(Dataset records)
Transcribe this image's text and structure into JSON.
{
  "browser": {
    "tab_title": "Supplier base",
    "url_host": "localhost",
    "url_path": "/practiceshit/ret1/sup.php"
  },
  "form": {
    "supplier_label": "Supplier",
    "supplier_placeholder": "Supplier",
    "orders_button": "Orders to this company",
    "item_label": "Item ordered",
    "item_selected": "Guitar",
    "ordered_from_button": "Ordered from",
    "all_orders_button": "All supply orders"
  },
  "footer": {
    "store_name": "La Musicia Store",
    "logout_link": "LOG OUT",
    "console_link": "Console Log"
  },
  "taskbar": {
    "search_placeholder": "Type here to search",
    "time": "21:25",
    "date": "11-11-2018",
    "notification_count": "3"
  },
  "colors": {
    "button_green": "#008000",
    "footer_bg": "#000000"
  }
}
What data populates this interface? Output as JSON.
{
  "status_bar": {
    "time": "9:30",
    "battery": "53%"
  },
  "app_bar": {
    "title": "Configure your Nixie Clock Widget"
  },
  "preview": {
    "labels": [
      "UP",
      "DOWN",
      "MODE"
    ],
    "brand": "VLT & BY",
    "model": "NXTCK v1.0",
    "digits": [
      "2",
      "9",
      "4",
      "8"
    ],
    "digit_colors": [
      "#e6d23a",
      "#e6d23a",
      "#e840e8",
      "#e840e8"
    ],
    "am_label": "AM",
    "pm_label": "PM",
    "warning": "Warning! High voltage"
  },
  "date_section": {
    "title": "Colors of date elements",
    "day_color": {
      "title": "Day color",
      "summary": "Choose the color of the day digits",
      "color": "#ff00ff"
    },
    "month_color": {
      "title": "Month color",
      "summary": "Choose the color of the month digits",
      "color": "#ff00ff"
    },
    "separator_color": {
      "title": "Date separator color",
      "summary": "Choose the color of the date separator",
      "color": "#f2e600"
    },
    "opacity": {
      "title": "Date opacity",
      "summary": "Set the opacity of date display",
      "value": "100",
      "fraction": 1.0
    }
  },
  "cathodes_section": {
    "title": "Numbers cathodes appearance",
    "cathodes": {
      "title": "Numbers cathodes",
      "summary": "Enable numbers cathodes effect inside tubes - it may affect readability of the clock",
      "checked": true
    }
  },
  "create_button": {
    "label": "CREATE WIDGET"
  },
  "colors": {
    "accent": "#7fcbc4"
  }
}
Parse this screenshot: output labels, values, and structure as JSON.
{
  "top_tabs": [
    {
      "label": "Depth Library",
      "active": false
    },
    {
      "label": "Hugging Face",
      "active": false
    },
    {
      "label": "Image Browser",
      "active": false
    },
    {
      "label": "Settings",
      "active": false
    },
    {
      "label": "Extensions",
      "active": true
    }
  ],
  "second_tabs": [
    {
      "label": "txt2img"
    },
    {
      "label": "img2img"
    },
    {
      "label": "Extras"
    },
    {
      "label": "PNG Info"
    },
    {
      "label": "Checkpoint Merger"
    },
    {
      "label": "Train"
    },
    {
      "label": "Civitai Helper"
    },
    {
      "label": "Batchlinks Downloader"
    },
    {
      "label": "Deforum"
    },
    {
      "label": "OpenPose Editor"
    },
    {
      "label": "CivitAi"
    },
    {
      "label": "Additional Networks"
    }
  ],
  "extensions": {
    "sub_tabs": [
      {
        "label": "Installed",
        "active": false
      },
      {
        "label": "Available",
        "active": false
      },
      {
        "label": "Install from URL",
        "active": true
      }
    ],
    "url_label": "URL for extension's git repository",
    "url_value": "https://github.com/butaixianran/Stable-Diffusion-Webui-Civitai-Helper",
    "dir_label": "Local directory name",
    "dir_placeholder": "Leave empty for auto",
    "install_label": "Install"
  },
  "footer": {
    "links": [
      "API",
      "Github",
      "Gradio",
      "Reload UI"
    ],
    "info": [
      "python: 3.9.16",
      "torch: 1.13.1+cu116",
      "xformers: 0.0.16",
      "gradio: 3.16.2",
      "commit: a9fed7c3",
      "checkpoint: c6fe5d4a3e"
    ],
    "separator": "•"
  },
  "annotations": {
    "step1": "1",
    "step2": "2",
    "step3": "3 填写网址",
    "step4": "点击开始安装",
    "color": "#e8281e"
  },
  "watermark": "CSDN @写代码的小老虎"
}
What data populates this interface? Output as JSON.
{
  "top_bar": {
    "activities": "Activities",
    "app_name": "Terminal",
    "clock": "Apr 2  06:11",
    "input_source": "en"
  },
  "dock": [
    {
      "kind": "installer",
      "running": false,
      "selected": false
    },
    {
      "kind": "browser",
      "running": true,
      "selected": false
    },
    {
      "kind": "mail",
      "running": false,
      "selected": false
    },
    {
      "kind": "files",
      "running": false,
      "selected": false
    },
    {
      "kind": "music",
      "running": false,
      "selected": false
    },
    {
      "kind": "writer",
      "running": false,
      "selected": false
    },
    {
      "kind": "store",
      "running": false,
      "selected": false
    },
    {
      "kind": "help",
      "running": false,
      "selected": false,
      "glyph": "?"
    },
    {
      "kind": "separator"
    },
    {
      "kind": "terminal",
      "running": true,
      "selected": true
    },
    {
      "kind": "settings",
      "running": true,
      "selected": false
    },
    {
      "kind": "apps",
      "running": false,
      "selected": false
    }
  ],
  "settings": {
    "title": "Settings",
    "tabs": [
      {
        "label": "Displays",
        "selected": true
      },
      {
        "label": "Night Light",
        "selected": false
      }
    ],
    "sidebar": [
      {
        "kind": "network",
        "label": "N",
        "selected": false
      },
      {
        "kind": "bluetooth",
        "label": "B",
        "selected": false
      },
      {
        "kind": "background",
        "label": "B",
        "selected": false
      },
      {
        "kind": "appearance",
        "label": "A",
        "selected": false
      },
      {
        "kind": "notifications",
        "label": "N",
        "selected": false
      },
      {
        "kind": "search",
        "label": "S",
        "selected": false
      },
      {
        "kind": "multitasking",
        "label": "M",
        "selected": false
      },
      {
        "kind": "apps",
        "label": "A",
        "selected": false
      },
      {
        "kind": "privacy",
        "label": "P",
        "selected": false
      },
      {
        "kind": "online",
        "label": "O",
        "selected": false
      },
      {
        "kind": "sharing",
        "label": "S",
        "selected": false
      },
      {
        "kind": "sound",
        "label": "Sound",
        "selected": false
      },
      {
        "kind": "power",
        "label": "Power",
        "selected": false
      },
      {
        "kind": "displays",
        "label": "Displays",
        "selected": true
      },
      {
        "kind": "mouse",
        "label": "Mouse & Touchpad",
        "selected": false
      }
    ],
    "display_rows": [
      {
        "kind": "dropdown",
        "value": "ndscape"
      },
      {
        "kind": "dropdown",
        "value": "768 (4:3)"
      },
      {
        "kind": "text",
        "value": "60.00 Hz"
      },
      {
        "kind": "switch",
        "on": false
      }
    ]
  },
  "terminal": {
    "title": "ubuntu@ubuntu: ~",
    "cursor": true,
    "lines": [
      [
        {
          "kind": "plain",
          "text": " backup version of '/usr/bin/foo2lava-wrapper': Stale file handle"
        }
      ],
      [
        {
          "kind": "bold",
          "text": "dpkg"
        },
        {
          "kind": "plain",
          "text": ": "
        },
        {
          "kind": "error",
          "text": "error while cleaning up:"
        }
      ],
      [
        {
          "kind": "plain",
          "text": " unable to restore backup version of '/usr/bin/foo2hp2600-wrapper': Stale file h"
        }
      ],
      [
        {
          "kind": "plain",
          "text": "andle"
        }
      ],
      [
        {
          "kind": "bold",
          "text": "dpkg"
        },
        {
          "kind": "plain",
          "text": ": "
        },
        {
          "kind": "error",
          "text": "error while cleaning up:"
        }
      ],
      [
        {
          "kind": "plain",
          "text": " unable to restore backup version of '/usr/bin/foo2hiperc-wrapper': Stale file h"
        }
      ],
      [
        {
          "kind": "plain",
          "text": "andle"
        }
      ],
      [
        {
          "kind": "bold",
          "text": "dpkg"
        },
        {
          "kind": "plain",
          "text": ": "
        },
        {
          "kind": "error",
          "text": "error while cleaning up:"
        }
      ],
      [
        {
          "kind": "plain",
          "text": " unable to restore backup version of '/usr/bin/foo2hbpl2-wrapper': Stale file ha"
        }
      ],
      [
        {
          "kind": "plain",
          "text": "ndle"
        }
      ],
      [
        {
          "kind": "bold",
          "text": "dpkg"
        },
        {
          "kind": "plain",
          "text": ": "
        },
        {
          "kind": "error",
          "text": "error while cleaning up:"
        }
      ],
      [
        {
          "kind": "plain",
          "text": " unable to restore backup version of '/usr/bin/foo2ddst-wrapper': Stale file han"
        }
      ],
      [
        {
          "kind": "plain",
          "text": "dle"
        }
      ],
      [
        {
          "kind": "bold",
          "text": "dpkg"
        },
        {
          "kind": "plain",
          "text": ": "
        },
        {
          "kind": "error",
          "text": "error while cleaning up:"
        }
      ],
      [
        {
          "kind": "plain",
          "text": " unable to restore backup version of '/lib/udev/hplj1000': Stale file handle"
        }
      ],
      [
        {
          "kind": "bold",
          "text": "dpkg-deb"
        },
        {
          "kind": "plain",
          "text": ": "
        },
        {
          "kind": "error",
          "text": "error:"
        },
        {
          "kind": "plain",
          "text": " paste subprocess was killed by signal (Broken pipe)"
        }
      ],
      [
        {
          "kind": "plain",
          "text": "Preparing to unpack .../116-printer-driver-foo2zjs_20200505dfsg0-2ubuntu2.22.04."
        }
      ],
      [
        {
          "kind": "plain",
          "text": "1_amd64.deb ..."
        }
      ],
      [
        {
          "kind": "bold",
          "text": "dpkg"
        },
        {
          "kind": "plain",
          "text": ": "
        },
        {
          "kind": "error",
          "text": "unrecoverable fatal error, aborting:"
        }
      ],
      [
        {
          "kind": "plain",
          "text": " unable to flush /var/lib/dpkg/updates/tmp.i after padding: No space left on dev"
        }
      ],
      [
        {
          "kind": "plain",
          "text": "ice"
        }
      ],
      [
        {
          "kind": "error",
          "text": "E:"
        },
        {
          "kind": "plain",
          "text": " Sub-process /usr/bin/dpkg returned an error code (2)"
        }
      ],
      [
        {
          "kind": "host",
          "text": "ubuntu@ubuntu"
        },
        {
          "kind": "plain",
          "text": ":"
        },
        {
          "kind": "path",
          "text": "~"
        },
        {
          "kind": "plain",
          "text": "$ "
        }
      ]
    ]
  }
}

### INSTRUCTIONS FOR THE TASK
Only the number is required: the count of lines containing the word "version".

### RESPONSE TO THIS TASK
6